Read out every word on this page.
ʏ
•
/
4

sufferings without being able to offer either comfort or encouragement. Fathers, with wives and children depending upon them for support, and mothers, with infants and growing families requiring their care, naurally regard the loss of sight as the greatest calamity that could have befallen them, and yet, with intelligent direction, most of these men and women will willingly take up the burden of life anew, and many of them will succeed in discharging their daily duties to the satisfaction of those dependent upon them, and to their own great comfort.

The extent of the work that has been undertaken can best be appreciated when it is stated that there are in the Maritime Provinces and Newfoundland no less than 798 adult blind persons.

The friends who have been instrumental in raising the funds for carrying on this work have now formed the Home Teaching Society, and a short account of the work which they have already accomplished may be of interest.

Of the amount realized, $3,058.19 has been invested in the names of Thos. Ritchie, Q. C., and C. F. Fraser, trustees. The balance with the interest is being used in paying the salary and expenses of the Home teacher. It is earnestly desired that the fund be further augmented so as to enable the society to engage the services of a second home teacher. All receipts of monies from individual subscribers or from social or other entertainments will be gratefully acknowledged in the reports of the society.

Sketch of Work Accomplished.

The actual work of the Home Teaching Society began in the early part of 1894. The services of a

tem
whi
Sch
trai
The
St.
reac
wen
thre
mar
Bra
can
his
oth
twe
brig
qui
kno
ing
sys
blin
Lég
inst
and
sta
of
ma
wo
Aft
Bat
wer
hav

# # # # # # #

*Description of the task*
Show the lines that mention the word "this".

*Problem solution*
Read out every word on this page.
The friends who have been instrumental in raising the funds for carrying on this work have now formed the Home Teaching Society, and a short account of the work which they have already accomplished may be of interest.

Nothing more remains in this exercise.